#### WHAT TO DO:
Keep only the lines of the listing that include the word "stinks", and copy them.

AVAILABLE RECORDS start

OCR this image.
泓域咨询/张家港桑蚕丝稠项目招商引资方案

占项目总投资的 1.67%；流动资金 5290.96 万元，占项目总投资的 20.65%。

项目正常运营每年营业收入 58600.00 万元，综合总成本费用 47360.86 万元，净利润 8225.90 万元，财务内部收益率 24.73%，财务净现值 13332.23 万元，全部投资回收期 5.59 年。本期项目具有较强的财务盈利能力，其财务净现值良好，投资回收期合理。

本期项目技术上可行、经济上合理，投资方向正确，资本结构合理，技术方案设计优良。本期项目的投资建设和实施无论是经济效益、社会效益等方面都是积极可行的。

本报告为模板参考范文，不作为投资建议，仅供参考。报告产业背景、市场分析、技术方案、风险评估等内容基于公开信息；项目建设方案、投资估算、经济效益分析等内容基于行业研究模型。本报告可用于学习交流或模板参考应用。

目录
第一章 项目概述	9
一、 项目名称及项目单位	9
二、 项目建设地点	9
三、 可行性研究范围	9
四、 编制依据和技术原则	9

AVAILABLE RECORDS end
AVAILABLE RECORDS start

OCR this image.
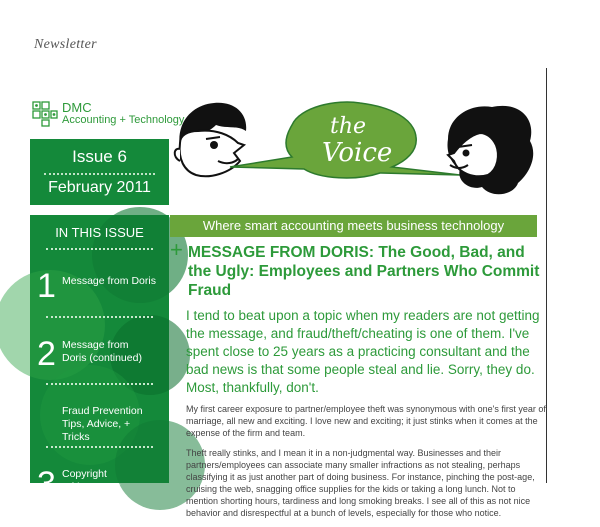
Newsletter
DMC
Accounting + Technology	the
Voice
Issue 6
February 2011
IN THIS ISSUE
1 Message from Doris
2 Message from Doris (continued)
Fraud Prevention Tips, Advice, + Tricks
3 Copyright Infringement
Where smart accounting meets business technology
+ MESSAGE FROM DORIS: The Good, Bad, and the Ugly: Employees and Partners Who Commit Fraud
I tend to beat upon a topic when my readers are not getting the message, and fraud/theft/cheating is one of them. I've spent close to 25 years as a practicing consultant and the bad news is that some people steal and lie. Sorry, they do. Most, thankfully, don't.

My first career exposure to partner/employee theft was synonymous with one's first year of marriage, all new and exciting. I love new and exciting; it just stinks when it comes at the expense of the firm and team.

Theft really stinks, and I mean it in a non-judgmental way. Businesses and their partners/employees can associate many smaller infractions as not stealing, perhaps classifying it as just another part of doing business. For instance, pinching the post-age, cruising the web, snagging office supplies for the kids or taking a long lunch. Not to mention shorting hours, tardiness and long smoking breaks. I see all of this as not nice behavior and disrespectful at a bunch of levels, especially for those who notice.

AVAILABLE RECORDS end

#### EXERCISE RESULT:
My first career exposure to partner/employee theft was synonymous with one's first year of marriage, all new and exciting. I love new and exciting; it just stinks when it comes at the expense of the firm and team.
Theft really stinks, and I mean it in a non-judgmental way. Businesses and their partners/employees can associate many smaller infractions as not stealing, perhaps classifying it as just another part of doing business. For instance, pinching the post-age, cruising the web, snagging office supplies for the kids or taking a long lunch. Not to mention shorting hours, tardiness and long smoking breaks. I see all of this as not nice behavior and disrespectful at a bunch of levels, especially for those who notice.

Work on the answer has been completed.